● STATED TASK: Print the full listing exactly.

*** RECORDS FOR PROCESSING

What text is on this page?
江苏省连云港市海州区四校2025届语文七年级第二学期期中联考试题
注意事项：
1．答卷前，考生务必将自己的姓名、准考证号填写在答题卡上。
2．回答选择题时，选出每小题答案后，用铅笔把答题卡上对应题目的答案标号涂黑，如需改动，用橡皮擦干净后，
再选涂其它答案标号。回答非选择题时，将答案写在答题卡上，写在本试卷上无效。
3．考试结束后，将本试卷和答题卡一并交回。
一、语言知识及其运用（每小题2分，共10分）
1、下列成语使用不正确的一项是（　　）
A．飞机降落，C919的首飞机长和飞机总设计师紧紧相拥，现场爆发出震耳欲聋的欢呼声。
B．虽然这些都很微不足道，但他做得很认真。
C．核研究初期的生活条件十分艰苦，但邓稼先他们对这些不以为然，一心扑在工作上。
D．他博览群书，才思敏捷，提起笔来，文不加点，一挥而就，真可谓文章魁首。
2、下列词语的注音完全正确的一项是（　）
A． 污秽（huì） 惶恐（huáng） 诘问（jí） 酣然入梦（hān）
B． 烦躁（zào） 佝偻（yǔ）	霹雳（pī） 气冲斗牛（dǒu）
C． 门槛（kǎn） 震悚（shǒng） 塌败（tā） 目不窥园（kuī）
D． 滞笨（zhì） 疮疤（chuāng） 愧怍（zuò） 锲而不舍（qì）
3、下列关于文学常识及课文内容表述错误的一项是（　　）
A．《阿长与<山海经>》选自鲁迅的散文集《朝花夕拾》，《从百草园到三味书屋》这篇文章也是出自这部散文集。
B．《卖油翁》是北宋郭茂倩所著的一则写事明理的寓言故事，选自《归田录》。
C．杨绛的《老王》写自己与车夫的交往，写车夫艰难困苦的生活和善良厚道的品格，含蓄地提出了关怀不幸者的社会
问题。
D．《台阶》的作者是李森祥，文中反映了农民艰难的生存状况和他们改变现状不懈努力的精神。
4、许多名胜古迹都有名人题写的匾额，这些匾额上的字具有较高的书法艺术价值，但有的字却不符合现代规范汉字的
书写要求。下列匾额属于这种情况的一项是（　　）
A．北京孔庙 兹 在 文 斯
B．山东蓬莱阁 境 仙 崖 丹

******

● EXERCISE ANSWER:
What text is on this page?
江苏省连云港市海州区四校2025届语文七年级第二学期期中联考试题
注意事项：
1．答卷前，考生务必将自己的姓名、准考证号填写在答题卡上。
2．回答选择题时，选出每小题答案后，用铅笔把答题卡上对应题目的答案标号涂黑，如需改动，用橡皮擦干净后，
再选涂其它答案标号。回答非选择题时，将答案写在答题卡上，写在本试卷上无效。
3．考试结束后，将本试卷和答题卡一并交回。
一、语言知识及其运用（每小题2分，共10分）
1、下列成语使用不正确的一项是（　　）
A．飞机降落，C919的首飞机长和飞机总设计师紧紧相拥，现场爆发出震耳欲聋的欢呼声。
B．虽然这些都很微不足道，但他做得很认真。
C．核研究初期的生活条件十分艰苦，但邓稼先他们对这些不以为然，一心扑在工作上。
D．他博览群书，才思敏捷，提起笔来，文不加点，一挥而就，真可谓文章魁首。
2、下列词语的注音完全正确的一项是（　）
A． 污秽（huì） 惶恐（huáng） 诘问（jí） 酣然入梦（hān）
B． 烦躁（zào） 佝偻（yǔ）	霹雳（pī） 气冲斗牛（dǒu）
C． 门槛（kǎn） 震悚（shǒng） 塌败（tā） 目不窥园（kuī）
D． 滞笨（zhì） 疮疤（chuāng） 愧怍（zuò） 锲而不舍（qì）
3、下列关于文学常识及课文内容表述错误的一项是（　　）
A．《阿长与<山海经>》选自鲁迅的散文集《朝花夕拾》，《从百草园到三味书屋》这篇文章也是出自这部散文集。
B．《卖油翁》是北宋郭茂倩所著的一则写事明理的寓言故事，选自《归田录》。
C．杨绛的《老王》写自己与车夫的交往，写车夫艰难困苦的生活和善良厚道的品格，含蓄地提出了关怀不幸者的社会
问题。
D．《台阶》的作者是李森祥，文中反映了农民艰难的生存状况和他们改变现状不懈努力的精神。
4、许多名胜古迹都有名人题写的匾额，这些匾额上的字具有较高的书法艺术价值，但有的字却不符合现代规范汉字的
书写要求。下列匾额属于这种情况的一项是（　　）
A．北京孔庙 兹 在 文 斯
B．山东蓬莱阁 境 仙 崖 丹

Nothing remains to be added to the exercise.